• **Stated task**:
Return the listing below word for word.

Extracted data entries
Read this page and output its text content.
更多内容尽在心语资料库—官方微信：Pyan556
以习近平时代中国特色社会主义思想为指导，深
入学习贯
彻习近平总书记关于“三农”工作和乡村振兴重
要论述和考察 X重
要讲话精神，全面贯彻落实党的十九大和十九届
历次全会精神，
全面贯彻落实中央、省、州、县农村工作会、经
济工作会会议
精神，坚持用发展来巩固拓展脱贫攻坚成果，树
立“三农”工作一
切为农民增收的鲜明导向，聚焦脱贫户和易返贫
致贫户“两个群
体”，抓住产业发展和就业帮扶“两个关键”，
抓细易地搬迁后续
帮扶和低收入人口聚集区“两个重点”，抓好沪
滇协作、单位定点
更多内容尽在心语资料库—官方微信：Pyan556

• **Output of the task**:
Read this page and output its text content.
更多内容尽在心语资料库—官方微信：Pyan556
以习近平时代中国特色社会主义思想为指导，深
入学习贯
彻习近平总书记关于“三农”工作和乡村振兴重
要论述和考察 X重
要讲话精神，全面贯彻落实党的十九大和十九届
历次全会精神，
全面贯彻落实中央、省、州、县农村工作会、经
济工作会会议
精神，坚持用发展来巩固拓展脱贫攻坚成果，树
立“三农”工作一
切为农民增收的鲜明导向，聚焦脱贫户和易返贫
致贫户“两个群
体”，抓住产业发展和就业帮扶“两个关键”，
抓细易地搬迁后续
帮扶和低收入人口聚集区“两个重点”，抓好沪
滇协作、单位定点
更多内容尽在心语资料库—官方微信：Pyan556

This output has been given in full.